INSTRUCTION:
Give an exact copy of every line, leaving images out.
## BEGIN
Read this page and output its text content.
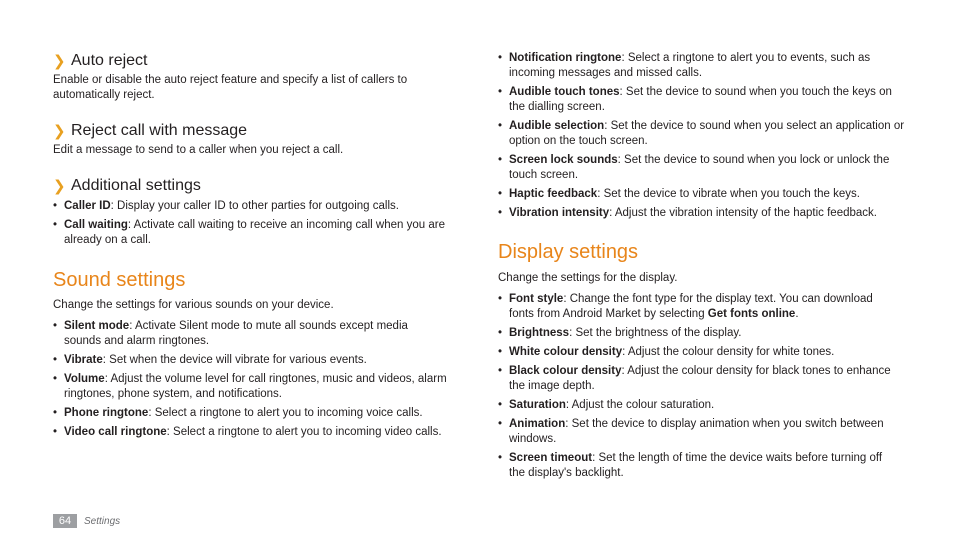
❯ Auto reject

Enable or disable the auto reject feature and specify a list of callers to automatically reject.

❯ Reject call with message

Edit a message to send to a caller when you reject a call.

❯ Additional settings
• Caller ID: Display your caller ID to other parties for outgoing calls.
• Call waiting: Activate call waiting to receive an incoming call when you are already on a call.
Sound settings

Change the settings for various sounds on your device.

• Silent mode: Activate Silent mode to mute all sounds except media sounds and alarm ringtones.
• Vibrate: Set when the device will vibrate for various events.
• Volume: Adjust the volume level for call ringtones, music and videos, alarm ringtones, phone system, and notifications.
• Phone ringtone: Select a ringtone to alert you to incoming voice calls.
• Video call ringtone: Select a ringtone to alert you to incoming video calls.
• Notification ringtone: Select a ringtone to alert you to events, such as incoming messages and missed calls.
• Audible touch tones: Set the device to sound when you touch the keys on the dialling screen.
• Audible selection: Set the device to sound when you select an application or option on the touch screen.
• Screen lock sounds: Set the device to sound when you lock or unlock the touch screen.
• Haptic feedback: Set the device to vibrate when you touch the keys.
• Vibration intensity: Adjust the vibration intensity of the haptic feedback.
Display settings

Change the settings for the display.

• Font style: Change the font type for the display text. You can download fonts from Android Market by selecting Get fonts online.
• Brightness: Set the brightness of the display.
• White colour density: Adjust the colour density for white tones.
• Black colour density: Adjust the colour density for black tones to enhance the image depth.
• Saturation: Adjust the colour saturation.
• Animation: Set the device to display animation when you switch between windows.
• Screen timeout: Set the length of time the device waits before turning off the display's backlight.
64	Settings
## END
RESPONSE TO THIS EXERCISE:
Read this page and output its text content.
❯ Auto reject

Enable or disable the auto reject feature and specify a list of callers to automatically reject.

❯ Reject call with message

Edit a message to send to a caller when you reject a call.

❯ Additional settings
• Caller ID: Display your caller ID to other parties for outgoing calls.
• Call waiting: Activate call waiting to receive an incoming call when you are already on a call.
Sound settings

Change the settings for various sounds on your device.

• Silent mode: Activate Silent mode to mute all sounds except media sounds and alarm ringtones.
• Vibrate: Set when the device will vibrate for various events.
• Volume: Adjust the volume level for call ringtones, music and videos, alarm ringtones, phone system, and notifications.
• Phone ringtone: Select a ringtone to alert you to incoming voice calls.
• Video call ringtone: Select a ringtone to alert you to incoming video calls.
• Notification ringtone: Select a ringtone to alert you to events, such as incoming messages and missed calls.
• Audible touch tones: Set the device to sound when you touch the keys on the dialling screen.
• Audible selection: Set the device to sound when you select an application or option on the touch screen.
• Screen lock sounds: Set the device to sound when you lock or unlock the touch screen.
• Haptic feedback: Set the device to vibrate when you touch the keys.
• Vibration intensity: Adjust the vibration intensity of the haptic feedback.
Display settings

Change the settings for the display.

• Font style: Change the font type for the display text. You can download fonts from Android Market by selecting Get fonts online.
• Brightness: Set the brightness of the display.
• White colour density: Adjust the colour density for white tones.
• Black colour density: Adjust the colour density for black tones to enhance the image depth.
• Saturation: Adjust the colour saturation.
• Animation: Set the device to display animation when you switch between windows.
• Screen timeout: Set the length of time the device waits before turning off the display's backlight.
64	Settings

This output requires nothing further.